_What is required_
From the listing below, pull each line that includes "содержания".

━━ Data for the task ━━

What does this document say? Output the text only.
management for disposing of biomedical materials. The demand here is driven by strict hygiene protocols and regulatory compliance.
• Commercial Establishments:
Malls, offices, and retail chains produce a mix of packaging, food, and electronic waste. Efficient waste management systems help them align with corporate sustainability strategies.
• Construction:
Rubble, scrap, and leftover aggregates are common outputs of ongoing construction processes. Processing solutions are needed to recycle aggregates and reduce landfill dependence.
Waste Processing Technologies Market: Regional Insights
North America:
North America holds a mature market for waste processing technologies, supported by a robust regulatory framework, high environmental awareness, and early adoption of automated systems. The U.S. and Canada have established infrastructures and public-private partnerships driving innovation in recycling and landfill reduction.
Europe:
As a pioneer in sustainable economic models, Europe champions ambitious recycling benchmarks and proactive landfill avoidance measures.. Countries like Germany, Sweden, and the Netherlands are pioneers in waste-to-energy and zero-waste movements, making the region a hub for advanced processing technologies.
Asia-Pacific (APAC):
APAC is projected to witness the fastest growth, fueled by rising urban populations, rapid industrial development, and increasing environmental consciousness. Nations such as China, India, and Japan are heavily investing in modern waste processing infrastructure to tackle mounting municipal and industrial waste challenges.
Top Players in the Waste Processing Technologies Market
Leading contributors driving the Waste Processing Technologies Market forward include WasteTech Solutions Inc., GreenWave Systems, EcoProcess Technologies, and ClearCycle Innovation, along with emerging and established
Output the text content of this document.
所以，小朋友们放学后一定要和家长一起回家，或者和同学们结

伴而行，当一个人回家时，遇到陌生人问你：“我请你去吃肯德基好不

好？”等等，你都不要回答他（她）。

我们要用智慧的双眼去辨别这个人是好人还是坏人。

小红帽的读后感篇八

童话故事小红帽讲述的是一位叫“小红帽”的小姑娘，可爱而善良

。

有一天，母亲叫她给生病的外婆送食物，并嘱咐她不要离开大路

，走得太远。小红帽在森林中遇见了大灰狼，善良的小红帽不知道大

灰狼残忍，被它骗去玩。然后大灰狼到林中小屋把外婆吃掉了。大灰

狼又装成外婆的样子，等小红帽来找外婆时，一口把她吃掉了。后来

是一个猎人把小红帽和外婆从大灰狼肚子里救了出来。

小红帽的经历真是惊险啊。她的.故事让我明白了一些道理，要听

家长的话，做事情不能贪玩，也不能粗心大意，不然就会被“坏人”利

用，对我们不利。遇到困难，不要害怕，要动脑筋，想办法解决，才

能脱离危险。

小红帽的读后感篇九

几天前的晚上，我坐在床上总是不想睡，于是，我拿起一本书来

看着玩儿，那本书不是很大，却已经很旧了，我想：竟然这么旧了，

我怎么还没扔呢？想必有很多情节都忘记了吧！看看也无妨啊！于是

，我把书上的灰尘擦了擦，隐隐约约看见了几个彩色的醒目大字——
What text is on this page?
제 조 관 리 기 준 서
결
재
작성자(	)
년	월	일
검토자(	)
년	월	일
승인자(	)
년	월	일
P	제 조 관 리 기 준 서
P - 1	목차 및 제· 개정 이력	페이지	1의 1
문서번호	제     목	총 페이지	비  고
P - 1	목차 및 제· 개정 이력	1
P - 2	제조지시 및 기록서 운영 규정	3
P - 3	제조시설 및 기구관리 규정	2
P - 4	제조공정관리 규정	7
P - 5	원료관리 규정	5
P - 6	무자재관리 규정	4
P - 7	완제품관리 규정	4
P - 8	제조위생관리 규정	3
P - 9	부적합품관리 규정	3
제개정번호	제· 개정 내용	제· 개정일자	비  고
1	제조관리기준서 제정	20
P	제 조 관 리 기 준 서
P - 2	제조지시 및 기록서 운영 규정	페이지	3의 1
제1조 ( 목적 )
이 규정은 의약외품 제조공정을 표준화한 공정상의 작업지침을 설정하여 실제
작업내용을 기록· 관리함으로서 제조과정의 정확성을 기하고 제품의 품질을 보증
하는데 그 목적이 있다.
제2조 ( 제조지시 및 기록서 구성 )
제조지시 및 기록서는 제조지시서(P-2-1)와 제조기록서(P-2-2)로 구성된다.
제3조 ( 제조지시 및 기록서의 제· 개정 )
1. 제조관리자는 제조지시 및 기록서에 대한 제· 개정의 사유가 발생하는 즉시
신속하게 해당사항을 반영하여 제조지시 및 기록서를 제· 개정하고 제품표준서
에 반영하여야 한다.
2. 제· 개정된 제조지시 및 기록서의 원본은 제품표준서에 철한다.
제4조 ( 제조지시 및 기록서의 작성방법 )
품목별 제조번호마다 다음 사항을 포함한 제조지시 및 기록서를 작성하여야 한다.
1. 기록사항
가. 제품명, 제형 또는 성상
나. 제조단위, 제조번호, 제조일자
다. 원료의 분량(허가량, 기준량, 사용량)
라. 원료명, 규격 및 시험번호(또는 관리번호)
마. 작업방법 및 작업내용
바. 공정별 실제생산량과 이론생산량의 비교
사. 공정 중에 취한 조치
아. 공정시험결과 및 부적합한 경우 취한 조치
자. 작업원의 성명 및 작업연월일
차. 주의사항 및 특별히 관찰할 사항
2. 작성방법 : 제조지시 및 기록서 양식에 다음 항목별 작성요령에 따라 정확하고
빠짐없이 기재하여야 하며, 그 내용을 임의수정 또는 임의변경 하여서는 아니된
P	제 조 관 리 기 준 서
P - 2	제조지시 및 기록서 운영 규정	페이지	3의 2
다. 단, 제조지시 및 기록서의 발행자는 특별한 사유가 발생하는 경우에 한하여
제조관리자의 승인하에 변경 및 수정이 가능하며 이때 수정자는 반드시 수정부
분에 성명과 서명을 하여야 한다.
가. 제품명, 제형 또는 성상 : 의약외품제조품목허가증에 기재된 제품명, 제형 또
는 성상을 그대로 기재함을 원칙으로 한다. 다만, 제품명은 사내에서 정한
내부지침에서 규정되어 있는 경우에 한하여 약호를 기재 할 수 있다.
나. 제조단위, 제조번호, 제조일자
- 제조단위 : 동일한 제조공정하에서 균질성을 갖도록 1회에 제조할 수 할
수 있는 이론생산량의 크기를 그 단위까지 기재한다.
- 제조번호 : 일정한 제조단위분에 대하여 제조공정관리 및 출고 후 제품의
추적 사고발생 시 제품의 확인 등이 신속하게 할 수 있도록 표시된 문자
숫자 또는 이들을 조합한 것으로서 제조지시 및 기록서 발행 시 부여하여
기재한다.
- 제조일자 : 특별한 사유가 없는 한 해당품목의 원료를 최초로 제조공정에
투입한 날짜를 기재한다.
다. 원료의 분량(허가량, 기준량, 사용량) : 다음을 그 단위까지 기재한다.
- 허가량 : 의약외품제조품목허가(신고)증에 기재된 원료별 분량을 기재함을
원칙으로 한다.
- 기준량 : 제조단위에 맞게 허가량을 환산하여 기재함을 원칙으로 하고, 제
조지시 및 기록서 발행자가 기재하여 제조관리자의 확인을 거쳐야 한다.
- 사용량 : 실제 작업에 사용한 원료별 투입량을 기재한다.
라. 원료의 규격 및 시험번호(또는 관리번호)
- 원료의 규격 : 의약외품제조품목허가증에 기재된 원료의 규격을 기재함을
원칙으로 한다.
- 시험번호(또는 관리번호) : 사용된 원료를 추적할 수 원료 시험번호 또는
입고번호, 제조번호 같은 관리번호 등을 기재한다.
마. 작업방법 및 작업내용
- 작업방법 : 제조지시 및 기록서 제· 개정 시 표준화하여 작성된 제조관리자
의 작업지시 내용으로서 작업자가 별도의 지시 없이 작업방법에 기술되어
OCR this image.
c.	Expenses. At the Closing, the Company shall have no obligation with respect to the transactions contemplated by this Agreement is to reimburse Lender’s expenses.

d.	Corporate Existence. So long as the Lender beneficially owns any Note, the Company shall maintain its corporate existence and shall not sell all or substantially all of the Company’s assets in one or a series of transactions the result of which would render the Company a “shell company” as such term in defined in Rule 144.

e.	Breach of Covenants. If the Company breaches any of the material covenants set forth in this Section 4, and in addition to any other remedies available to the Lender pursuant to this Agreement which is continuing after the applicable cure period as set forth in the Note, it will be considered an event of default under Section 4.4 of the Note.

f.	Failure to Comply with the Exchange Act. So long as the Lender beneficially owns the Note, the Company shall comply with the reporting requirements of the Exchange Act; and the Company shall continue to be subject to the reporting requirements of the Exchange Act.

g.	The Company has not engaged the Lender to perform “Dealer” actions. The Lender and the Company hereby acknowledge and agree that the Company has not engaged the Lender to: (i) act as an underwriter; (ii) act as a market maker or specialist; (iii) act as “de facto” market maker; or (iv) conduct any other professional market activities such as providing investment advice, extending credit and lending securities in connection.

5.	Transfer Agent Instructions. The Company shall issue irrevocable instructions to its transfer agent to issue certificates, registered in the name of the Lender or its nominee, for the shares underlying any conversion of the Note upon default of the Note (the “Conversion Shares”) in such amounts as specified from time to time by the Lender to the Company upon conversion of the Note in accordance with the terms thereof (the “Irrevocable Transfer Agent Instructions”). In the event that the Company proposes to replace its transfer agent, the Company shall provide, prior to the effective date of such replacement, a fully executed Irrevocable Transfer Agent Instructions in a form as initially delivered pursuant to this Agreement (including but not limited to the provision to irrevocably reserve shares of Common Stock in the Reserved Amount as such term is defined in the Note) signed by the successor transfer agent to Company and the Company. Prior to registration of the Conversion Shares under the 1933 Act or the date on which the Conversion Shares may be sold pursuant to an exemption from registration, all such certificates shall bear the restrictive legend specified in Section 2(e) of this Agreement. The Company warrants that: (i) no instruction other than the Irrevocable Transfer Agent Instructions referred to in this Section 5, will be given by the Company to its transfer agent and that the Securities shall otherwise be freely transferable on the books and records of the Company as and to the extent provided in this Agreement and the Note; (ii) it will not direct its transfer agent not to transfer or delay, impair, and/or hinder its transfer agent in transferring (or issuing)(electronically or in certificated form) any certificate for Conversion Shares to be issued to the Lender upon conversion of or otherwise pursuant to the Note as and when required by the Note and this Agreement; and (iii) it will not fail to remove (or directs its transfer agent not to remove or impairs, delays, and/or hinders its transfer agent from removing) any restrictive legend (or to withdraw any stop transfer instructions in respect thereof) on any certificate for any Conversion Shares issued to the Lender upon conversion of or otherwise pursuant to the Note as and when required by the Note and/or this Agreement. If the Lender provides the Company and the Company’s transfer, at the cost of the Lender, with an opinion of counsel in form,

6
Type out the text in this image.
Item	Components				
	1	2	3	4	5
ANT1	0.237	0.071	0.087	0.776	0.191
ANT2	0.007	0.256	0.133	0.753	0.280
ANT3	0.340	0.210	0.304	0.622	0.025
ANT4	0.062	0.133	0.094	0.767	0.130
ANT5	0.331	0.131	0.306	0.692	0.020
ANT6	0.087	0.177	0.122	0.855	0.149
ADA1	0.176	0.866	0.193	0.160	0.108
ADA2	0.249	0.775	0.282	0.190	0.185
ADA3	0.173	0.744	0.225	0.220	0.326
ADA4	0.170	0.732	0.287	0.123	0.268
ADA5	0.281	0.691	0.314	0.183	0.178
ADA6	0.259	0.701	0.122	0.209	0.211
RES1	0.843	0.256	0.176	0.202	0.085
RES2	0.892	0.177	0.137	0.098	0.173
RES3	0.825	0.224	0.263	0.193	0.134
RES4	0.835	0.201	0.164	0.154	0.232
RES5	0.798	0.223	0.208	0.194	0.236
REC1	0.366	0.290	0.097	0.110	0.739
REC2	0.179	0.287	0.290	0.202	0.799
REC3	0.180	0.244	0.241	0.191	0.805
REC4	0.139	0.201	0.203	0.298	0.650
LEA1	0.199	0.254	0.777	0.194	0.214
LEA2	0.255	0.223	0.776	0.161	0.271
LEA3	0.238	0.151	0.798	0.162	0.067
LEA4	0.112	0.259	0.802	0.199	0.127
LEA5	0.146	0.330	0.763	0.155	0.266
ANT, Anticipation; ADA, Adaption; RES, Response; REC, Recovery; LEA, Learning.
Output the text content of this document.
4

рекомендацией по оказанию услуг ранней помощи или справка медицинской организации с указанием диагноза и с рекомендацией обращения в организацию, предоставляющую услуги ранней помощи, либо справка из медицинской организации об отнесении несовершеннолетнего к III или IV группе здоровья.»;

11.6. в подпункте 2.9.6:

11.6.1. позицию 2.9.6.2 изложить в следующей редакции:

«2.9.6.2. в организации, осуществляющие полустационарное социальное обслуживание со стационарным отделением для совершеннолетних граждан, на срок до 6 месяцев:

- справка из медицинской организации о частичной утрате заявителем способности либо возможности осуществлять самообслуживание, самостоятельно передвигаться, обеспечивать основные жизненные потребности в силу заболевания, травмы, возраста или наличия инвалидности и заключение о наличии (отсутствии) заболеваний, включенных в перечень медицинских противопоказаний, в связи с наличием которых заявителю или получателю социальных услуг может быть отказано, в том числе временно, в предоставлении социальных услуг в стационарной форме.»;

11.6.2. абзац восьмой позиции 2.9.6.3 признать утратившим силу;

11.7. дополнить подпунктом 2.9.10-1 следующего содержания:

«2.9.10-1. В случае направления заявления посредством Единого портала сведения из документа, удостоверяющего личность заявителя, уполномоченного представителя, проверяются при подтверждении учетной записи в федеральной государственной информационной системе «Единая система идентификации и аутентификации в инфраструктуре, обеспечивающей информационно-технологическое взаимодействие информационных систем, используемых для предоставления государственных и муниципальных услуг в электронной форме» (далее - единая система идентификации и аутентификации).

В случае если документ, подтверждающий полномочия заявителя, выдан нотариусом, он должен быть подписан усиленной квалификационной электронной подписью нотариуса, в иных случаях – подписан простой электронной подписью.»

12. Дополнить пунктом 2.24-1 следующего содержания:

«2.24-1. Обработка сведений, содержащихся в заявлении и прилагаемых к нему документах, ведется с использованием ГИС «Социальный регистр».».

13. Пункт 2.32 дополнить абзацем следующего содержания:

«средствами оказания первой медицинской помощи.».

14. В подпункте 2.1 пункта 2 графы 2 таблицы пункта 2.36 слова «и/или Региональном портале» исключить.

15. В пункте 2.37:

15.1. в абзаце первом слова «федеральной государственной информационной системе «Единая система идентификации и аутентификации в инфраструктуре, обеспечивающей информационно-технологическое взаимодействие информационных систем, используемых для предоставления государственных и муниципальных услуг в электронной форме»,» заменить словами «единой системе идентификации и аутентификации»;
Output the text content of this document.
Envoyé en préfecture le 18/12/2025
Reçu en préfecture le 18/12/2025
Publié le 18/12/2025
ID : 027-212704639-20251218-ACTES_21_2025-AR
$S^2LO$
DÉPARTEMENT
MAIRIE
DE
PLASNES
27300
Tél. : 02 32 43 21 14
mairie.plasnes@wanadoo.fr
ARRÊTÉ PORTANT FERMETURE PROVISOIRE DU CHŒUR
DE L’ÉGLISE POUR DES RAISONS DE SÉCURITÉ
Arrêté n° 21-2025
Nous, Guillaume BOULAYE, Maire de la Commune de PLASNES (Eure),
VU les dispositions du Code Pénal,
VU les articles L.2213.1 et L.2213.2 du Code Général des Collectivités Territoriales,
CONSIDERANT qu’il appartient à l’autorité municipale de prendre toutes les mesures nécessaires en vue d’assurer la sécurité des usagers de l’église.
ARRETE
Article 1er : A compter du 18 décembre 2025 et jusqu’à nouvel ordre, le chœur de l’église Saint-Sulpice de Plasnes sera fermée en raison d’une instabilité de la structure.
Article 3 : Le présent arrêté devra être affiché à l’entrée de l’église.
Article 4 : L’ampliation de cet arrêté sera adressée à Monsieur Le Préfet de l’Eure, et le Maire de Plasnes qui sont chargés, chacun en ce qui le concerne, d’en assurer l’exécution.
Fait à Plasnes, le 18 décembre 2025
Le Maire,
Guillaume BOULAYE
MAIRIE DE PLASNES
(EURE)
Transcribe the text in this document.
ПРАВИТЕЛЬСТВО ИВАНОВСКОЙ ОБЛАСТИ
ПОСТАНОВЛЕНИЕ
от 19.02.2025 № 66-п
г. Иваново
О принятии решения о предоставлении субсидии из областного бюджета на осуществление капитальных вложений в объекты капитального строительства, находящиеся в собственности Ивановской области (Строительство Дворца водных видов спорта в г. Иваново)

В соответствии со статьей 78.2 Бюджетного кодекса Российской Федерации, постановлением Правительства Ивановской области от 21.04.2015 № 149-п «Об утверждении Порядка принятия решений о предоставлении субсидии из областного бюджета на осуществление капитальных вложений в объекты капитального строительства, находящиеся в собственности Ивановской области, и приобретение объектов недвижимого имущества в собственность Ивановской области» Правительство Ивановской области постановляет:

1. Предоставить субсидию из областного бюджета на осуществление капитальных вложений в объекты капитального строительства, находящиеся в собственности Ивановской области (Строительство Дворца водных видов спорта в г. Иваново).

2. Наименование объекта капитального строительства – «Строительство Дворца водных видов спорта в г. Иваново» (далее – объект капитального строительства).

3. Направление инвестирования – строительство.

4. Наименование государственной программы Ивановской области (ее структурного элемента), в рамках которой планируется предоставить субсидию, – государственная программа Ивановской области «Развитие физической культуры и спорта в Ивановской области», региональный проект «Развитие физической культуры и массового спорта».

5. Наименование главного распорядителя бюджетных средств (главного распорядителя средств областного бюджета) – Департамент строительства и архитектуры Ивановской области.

━━━

_Full answer_
11.7. дополнить подпунктом 2.9.10-1 следующего содержания:
12. Дополнить пунктом 2.24-1 следующего содержания:
13. Пункт 2.32 дополнить абзацем следующего содержания:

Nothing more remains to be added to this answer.